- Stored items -
┄┄┄┄┄┄┄┄┄┄┄┄┄┄┄┄┄┄┄┄

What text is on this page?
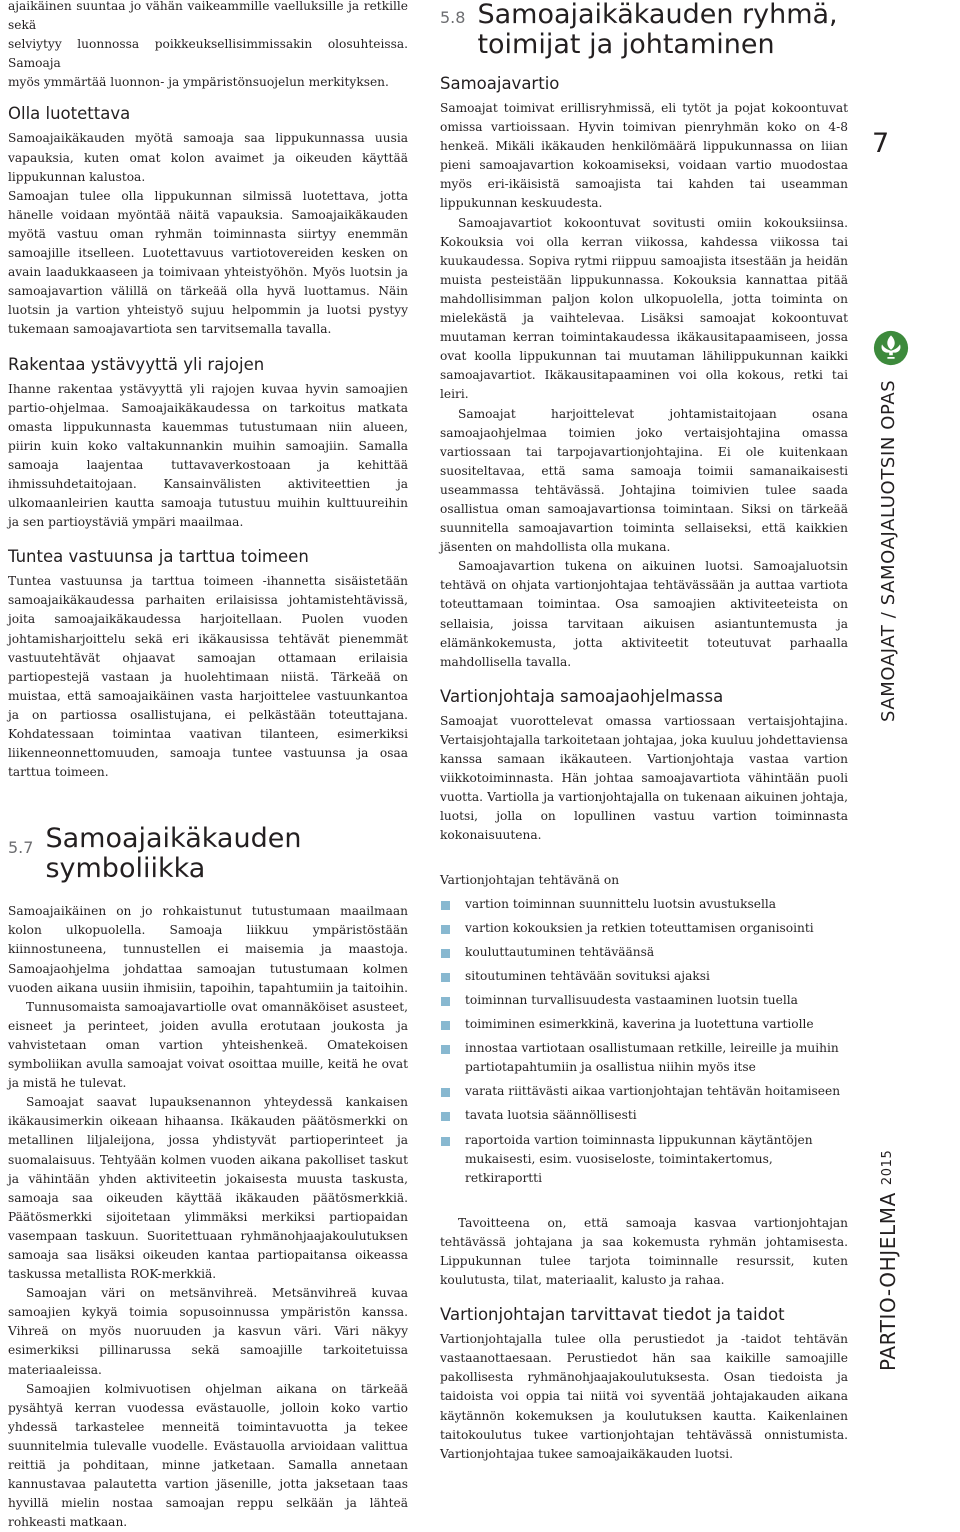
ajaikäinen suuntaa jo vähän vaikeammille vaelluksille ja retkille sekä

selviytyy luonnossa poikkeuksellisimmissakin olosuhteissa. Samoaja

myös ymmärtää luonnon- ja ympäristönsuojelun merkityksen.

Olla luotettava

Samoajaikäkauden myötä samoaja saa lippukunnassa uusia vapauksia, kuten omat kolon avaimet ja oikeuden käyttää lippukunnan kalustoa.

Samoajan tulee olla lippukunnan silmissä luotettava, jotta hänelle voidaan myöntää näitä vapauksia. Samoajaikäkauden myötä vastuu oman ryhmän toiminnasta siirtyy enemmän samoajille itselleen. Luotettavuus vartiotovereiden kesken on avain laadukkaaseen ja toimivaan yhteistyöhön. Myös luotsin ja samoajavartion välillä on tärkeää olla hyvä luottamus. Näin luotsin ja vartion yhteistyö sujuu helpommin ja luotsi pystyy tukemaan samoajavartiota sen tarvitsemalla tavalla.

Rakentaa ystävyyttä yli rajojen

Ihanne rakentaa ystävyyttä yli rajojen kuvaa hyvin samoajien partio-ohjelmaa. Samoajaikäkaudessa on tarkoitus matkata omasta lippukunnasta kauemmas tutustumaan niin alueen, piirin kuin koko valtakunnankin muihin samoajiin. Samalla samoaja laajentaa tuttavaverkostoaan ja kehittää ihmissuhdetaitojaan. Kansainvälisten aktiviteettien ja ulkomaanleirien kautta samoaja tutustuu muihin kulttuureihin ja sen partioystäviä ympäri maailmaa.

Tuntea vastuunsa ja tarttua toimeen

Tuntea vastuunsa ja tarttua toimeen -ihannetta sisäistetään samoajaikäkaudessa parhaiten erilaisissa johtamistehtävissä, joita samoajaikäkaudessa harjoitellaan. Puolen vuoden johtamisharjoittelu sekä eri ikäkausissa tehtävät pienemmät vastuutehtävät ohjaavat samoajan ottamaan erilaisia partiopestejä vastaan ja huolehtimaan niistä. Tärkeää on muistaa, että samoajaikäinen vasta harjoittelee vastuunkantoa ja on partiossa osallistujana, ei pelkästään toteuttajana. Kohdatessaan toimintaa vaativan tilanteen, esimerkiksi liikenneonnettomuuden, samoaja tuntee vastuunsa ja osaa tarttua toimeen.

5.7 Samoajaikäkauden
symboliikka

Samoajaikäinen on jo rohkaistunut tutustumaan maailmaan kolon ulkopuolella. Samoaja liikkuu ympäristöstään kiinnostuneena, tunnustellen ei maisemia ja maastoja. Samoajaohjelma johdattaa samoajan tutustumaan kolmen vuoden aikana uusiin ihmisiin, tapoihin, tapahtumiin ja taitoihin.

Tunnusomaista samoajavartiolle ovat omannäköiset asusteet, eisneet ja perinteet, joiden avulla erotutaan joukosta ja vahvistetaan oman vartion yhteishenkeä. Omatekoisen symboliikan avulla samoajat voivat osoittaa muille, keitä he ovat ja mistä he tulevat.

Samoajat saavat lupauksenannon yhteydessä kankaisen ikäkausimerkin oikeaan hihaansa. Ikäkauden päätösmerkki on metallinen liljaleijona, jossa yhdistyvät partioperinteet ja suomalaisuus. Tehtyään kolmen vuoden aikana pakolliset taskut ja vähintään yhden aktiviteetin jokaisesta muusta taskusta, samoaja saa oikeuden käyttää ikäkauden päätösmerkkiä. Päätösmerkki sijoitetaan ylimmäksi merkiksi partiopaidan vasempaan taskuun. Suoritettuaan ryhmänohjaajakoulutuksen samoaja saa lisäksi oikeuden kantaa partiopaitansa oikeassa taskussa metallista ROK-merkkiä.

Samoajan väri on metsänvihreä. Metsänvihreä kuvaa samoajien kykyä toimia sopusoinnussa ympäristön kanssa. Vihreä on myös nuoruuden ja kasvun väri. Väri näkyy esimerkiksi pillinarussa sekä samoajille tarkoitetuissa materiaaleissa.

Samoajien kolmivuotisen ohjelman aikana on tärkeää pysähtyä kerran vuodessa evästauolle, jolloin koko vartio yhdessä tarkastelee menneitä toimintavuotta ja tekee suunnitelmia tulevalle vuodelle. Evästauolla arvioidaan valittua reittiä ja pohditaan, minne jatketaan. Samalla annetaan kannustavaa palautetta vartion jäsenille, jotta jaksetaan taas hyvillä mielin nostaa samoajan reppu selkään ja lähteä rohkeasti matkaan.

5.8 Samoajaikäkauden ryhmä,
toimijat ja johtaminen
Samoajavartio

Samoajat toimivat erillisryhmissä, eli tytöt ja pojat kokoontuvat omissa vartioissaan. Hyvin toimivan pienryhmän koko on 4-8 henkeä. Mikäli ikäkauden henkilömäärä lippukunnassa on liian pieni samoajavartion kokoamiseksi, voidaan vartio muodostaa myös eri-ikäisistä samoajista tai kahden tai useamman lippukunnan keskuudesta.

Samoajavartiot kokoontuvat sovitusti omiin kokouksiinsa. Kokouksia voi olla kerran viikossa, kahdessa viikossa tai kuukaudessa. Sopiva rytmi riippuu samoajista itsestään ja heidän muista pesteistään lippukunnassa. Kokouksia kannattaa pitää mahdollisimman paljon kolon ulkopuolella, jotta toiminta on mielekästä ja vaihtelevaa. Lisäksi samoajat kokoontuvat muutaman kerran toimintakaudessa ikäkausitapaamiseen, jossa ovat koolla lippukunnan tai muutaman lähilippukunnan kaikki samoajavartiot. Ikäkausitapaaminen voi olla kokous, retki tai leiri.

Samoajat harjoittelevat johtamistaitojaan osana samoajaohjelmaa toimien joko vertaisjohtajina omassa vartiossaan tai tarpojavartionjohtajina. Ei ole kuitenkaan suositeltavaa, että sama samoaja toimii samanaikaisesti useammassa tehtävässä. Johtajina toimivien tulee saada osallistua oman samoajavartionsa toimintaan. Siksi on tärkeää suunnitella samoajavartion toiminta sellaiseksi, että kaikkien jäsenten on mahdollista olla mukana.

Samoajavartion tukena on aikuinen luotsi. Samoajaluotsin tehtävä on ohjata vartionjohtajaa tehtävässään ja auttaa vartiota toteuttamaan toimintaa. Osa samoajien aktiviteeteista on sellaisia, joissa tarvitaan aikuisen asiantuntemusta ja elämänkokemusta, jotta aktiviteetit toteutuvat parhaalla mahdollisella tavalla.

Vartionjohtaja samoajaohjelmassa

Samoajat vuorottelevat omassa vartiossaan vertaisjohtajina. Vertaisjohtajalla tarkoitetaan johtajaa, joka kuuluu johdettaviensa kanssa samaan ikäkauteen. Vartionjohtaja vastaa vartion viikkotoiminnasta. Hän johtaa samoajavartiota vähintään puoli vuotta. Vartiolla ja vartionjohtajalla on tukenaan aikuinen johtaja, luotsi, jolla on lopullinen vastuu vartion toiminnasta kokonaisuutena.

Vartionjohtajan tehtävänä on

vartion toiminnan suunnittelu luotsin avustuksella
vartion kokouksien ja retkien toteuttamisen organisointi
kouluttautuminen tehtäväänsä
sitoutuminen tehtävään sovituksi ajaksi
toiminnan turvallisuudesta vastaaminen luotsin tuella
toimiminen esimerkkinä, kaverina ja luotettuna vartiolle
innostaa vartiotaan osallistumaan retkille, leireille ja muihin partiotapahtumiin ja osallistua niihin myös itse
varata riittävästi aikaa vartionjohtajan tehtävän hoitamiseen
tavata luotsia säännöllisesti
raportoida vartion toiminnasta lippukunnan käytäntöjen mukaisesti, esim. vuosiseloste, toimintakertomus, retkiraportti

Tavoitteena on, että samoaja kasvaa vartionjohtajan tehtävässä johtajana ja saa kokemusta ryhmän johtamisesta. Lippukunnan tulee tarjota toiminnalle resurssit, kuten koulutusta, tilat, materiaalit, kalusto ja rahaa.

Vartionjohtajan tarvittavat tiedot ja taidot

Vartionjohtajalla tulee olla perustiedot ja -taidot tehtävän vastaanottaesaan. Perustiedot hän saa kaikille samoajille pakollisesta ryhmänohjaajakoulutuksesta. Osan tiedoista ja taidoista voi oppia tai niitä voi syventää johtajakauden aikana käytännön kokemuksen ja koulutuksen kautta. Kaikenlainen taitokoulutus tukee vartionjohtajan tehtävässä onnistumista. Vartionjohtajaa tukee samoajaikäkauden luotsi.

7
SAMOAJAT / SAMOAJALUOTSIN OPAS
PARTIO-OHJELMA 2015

┄┄┄┄┄┄┄┄┄┄┄┄┄┄┄┄┄┄┄┄

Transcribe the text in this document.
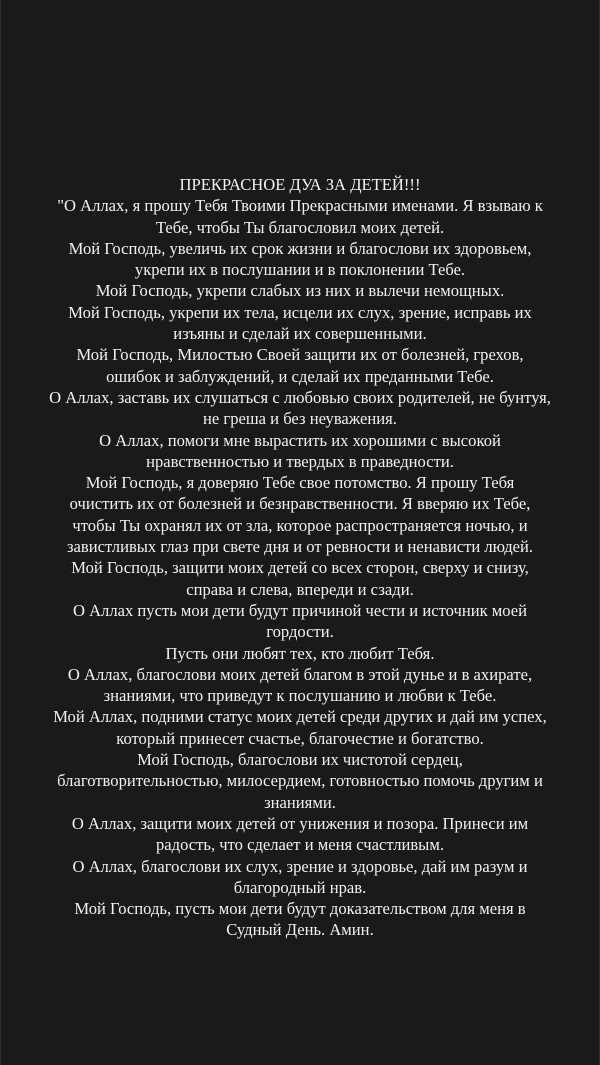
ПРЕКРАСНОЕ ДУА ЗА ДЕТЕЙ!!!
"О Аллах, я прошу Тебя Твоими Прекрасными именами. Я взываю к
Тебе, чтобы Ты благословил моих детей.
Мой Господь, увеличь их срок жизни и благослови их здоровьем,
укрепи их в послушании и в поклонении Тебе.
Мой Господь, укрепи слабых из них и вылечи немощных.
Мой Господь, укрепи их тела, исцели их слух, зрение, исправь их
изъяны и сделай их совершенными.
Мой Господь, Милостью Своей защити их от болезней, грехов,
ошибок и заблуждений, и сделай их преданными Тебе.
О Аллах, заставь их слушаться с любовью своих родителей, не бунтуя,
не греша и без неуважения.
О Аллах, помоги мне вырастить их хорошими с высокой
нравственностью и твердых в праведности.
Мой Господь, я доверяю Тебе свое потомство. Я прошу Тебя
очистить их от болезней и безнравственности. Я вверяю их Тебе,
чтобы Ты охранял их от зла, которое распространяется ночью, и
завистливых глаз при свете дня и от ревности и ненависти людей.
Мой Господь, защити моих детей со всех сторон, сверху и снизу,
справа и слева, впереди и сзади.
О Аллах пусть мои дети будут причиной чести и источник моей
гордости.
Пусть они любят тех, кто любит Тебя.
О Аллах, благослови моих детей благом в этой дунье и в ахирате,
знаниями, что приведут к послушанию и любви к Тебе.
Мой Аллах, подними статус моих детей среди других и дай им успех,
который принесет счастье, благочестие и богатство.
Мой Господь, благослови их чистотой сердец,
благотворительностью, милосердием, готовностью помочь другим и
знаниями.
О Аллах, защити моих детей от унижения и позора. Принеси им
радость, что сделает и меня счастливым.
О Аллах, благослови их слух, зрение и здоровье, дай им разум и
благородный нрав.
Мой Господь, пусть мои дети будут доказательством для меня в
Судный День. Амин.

┄┄┄┄┄┄┄┄┄┄┄┄┄┄┄┄┄┄┄┄

- What you will do -
Select from the material above each line in which the string "osallistua" appears, and list those lines.

- Task output -
Samoajat harjoittelevat johtamistaitojaan osana samoajaohjelmaa toimien joko vertaisjohtajina omassa vartiossaan tai tarpojavartionjohtajina. Ei ole kuitenkaan suositeltavaa, että sama samoaja toimii samanaikaisesti useammassa tehtävässä. Johtajina toimivien tulee saada osallistua oman samoajavartionsa toimintaan. Siksi on tärkeää suunnitella samoajavartion toiminta sellaiseksi, että kaikkien jäsenten on mahdollista olla mukana.
innostaa vartiotaan osallistumaan retkille, leireille ja muihin partiotapahtumiin ja osallistua niihin myös itse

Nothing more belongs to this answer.